— Required work —
Wherever "Component" appears in a line, list that line.

————————

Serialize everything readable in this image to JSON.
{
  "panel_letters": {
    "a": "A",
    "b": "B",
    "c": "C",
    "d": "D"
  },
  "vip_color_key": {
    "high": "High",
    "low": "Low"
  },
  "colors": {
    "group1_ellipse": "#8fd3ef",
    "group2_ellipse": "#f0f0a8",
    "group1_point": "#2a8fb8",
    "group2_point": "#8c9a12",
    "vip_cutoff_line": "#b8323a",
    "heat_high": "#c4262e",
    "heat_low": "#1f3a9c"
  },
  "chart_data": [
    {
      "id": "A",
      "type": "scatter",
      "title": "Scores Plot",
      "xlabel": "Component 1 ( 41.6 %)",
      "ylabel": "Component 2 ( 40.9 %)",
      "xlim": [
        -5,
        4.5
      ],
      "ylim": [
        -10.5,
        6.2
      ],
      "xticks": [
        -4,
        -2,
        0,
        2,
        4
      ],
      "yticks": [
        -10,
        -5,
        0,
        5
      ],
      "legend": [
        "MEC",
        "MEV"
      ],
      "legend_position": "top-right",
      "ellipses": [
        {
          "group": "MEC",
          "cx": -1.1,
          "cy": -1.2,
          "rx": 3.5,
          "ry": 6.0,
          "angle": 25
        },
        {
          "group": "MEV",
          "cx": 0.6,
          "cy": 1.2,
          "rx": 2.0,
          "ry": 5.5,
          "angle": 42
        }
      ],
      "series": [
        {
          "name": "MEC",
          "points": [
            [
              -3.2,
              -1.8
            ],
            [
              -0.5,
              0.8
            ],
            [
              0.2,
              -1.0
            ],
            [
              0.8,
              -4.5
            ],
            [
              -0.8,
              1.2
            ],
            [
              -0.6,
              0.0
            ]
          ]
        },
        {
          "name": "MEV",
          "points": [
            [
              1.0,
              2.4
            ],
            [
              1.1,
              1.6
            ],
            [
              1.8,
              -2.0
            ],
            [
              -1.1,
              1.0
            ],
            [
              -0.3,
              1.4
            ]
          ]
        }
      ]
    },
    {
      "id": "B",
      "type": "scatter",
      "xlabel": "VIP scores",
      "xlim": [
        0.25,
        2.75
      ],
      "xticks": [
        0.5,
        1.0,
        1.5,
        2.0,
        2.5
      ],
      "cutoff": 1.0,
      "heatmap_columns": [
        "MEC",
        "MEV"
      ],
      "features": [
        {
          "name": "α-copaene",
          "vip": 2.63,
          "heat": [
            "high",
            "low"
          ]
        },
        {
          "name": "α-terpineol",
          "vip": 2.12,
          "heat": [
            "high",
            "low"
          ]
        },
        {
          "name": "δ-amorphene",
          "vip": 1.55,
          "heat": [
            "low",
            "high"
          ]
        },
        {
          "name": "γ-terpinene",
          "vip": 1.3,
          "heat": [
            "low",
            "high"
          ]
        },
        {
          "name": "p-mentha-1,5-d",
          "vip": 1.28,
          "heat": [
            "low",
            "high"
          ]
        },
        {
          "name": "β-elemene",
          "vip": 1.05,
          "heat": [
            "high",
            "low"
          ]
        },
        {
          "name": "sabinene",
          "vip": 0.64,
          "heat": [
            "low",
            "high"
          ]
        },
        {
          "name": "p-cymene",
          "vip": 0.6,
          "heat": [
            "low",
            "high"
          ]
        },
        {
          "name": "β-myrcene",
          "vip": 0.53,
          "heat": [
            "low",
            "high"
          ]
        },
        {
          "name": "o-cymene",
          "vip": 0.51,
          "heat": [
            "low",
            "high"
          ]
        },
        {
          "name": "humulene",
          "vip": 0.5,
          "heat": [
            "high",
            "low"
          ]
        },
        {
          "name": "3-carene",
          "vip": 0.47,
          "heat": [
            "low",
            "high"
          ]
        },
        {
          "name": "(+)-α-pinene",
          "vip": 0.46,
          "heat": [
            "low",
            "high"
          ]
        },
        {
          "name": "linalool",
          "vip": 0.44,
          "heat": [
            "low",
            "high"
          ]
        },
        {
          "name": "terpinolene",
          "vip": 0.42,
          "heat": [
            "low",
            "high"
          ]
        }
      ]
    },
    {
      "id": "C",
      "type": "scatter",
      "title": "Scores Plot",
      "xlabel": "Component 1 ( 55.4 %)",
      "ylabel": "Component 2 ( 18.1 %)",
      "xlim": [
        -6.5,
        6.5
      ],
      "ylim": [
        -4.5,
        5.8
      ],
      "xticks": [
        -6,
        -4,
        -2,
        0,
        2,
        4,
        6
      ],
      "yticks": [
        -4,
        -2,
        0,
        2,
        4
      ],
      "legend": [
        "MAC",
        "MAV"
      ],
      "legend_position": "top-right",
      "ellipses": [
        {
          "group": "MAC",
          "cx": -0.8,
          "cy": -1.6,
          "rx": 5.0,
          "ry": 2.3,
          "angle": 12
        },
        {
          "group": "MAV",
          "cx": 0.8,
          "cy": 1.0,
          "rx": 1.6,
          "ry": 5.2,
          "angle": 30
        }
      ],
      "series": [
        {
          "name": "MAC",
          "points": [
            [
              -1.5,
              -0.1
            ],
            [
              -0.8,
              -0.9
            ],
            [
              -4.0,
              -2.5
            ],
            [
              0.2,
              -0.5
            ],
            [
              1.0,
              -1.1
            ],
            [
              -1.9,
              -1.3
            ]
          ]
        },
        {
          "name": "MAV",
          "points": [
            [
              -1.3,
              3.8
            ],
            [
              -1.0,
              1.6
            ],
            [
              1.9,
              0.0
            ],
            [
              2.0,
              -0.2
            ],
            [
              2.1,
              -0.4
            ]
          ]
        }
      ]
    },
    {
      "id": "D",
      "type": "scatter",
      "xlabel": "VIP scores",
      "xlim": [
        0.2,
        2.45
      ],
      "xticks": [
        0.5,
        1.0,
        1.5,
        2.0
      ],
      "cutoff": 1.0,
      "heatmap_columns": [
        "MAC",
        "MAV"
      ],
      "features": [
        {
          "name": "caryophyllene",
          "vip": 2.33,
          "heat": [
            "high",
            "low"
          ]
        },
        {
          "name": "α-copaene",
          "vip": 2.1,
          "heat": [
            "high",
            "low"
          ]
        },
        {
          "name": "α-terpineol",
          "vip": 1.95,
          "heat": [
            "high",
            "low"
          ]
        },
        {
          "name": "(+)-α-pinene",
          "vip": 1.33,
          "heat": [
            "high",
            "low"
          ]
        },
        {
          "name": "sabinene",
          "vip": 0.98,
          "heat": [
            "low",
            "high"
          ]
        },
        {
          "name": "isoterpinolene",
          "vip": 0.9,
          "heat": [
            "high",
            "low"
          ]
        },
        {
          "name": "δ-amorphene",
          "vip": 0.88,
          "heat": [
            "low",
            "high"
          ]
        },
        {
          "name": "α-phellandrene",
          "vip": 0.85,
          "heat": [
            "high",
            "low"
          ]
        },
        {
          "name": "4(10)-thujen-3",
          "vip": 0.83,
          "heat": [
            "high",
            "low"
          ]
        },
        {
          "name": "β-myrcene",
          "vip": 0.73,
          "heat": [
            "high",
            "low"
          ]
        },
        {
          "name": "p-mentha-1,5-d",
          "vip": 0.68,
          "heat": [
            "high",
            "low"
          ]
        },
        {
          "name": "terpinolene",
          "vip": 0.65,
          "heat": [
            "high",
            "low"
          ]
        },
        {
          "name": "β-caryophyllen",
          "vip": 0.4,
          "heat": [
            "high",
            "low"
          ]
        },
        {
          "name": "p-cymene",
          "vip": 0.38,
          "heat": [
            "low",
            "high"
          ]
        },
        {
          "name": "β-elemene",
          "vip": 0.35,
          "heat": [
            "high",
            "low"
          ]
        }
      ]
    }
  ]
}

————————

— Task response —
      "xlabel": "Component 1 ( 41.6 %)",
      "ylabel": "Component 2 ( 40.9 %)",
      "xlabel": "Component 1 ( 55.4 %)",
      "ylabel": "Component 2 ( 18.1 %)",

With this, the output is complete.